**Data in this exercise**
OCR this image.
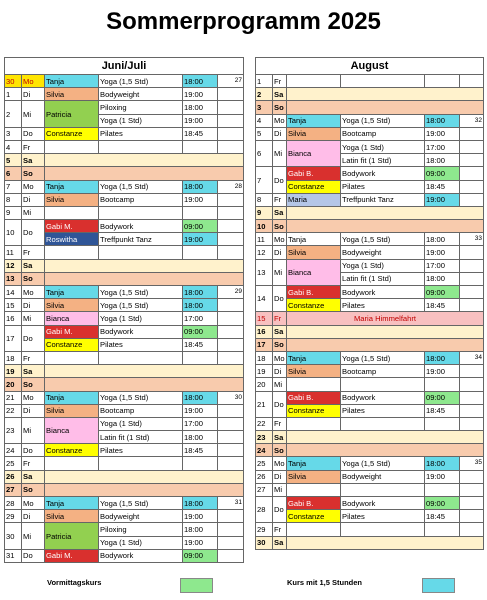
Sommerprogramm 2025
Juni/Juli					
30	Mo	Tanja	Yoga (1,5 Std)	18:00	27
1	Di	Silvia	Bodyweight	19:00	
2	Mi	Patricia	Piloxing	18:00	
			Yoga (1 Std)	19:00	
3	Do	Constanze	Pilates	18:45	
4	Fr				
5	Sa				
6	So				
7	Mo	Tanja	Yoga (1,5 Std)	18:00	28
8	Di	Silvia	Bootcamp	19:00	
9	Mi				
10	Do	Gabi M.	Bodywork	09:00	
		Roswitha	Treffpunkt Tanz	19:00	
11	Fr				
12	Sa				
13	So				
14	Mo	Tanja	Yoga (1,5 Std)	18:00	29
15	Di	Silvia	Yoga (1,5 Std)	18:00	
16	Mi	Bianca	Yoga (1 Std)	17:00	
17	Do	Gabi M.	Bodywork	09:00	
		Constanze	Pilates	18:45	
18	Fr				
19	Sa				
20	So				
21	Mo	Tanja	Yoga (1,5 Std)	18:00	30
22	Di	Silvia	Bootcamp	19:00	
23	Mi	Bianca	Yoga (1 Std)	17:00	
			Latin fit (1 Std)	18:00	
24	Do	Constanze	Pilates	18:45	
25	Fr				
26	Sa				
27	So				
28	Mo	Tanja	Yoga (1,5 Std)	18:00	31
29	Di	Silvia	Bodyweight	19:00	
30	Mi	Patricia	Piloxing	18:00	
			Yoga (1 Std)	19:00	
31	Do	Gabi M.	Bodywork	09:00	
August					
1	Fr				
2	Sa				
3	So				
4	Mo	Tanja	Yoga (1,5 Std)	18:00	32
5	Di	Silvia	Bootcamp	19:00	
6	Mi	Bianca	Yoga (1 Std)	17:00	
			Latin fit (1 Std)	18:00	
7	Do	Gabi B.	Bodywork	09:00	
		Constanze	Pilates	18:45	
8	Fr	Maria	Treffpunkt Tanz	19:00	
9	Sa				
10	So				
11	Mo	Tanja	Yoga (1,5 Std)	18:00	33
12	Di	Silvia	Bodyweight	19:00	
13	Mi	Bianca	Yoga (1 Std)	17:00	
			Latin fit (1 Std)	18:00	
14	Do	Gabi B.	Bodywork	09:00	
		Constanze	Pilates	18:45	
15	Fr	Maria Himmelfahrt			
16	Sa				
17	So				
18	Mo	Tanja	Yoga (1,5 Std)	18:00	34
19	Di	Silvia	Bootcamp	19:00	
20	Mi				
21	Do	Gabi B.	Bodywork	09:00	
		Constanze	Pilates	18:45	
22	Fr				
23	Sa				
24	So				
25	Mo	Tanja	Yoga (1,5 Std)	18:00	35
26	Di	Silvia	Bodyweight	19:00	
27	Mi				
28	Do	Gabi B.	Bodywork	09:00	
		Constanze	Pilates	18:45	
29	Fr				
30	Sa				
Vormittagskurs	Kurs mit 1,5 Stunden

**Task description**
Every entry above is to be set down exactly; the pictures are to be left out.

**Right answer**
OCR this image.
Sommerprogramm 2025
Juni/Juli					
30	Mo	Tanja	Yoga (1,5 Std)	18:00	27
1	Di	Silvia	Bodyweight	19:00	
2	Mi	Patricia	Piloxing	18:00	
			Yoga (1 Std)	19:00	
3	Do	Constanze	Pilates	18:45	
4	Fr				
5	Sa				
6	So				
7	Mo	Tanja	Yoga (1,5 Std)	18:00	28
8	Di	Silvia	Bootcamp	19:00	
9	Mi				
10	Do	Gabi M.	Bodywork	09:00	
		Roswitha	Treffpunkt Tanz	19:00	
11	Fr				
12	Sa				
13	So				
14	Mo	Tanja	Yoga (1,5 Std)	18:00	29
15	Di	Silvia	Yoga (1,5 Std)	18:00	
16	Mi	Bianca	Yoga (1 Std)	17:00	
17	Do	Gabi M.	Bodywork	09:00	
		Constanze	Pilates	18:45	
18	Fr				
19	Sa				
20	So				
21	Mo	Tanja	Yoga (1,5 Std)	18:00	30
22	Di	Silvia	Bootcamp	19:00	
23	Mi	Bianca	Yoga (1 Std)	17:00	
			Latin fit (1 Std)	18:00	
24	Do	Constanze	Pilates	18:45	
25	Fr				
26	Sa				
27	So				
28	Mo	Tanja	Yoga (1,5 Std)	18:00	31
29	Di	Silvia	Bodyweight	19:00	
30	Mi	Patricia	Piloxing	18:00	
			Yoga (1 Std)	19:00	
31	Do	Gabi M.	Bodywork	09:00	
August					
1	Fr				
2	Sa				
3	So				
4	Mo	Tanja	Yoga (1,5 Std)	18:00	32
5	Di	Silvia	Bootcamp	19:00	
6	Mi	Bianca	Yoga (1 Std)	17:00	
			Latin fit (1 Std)	18:00	
7	Do	Gabi B.	Bodywork	09:00	
		Constanze	Pilates	18:45	
8	Fr	Maria	Treffpunkt Tanz	19:00	
9	Sa				
10	So				
11	Mo	Tanja	Yoga (1,5 Std)	18:00	33
12	Di	Silvia	Bodyweight	19:00	
13	Mi	Bianca	Yoga (1 Std)	17:00	
			Latin fit (1 Std)	18:00	
14	Do	Gabi B.	Bodywork	09:00	
		Constanze	Pilates	18:45	
15	Fr	Maria Himmelfahrt			
16	Sa				
17	So				
18	Mo	Tanja	Yoga (1,5 Std)	18:00	34
19	Di	Silvia	Bootcamp	19:00	
20	Mi				
21	Do	Gabi B.	Bodywork	09:00	
		Constanze	Pilates	18:45	
22	Fr				
23	Sa				
24	So				
25	Mo	Tanja	Yoga (1,5 Std)	18:00	35
26	Di	Silvia	Bodyweight	19:00	
27	Mi				
28	Do	Gabi B.	Bodywork	09:00	
		Constanze	Pilates	18:45	
29	Fr				
30	Sa				
Vormittagskurs	Kurs mit 1,5 Stunden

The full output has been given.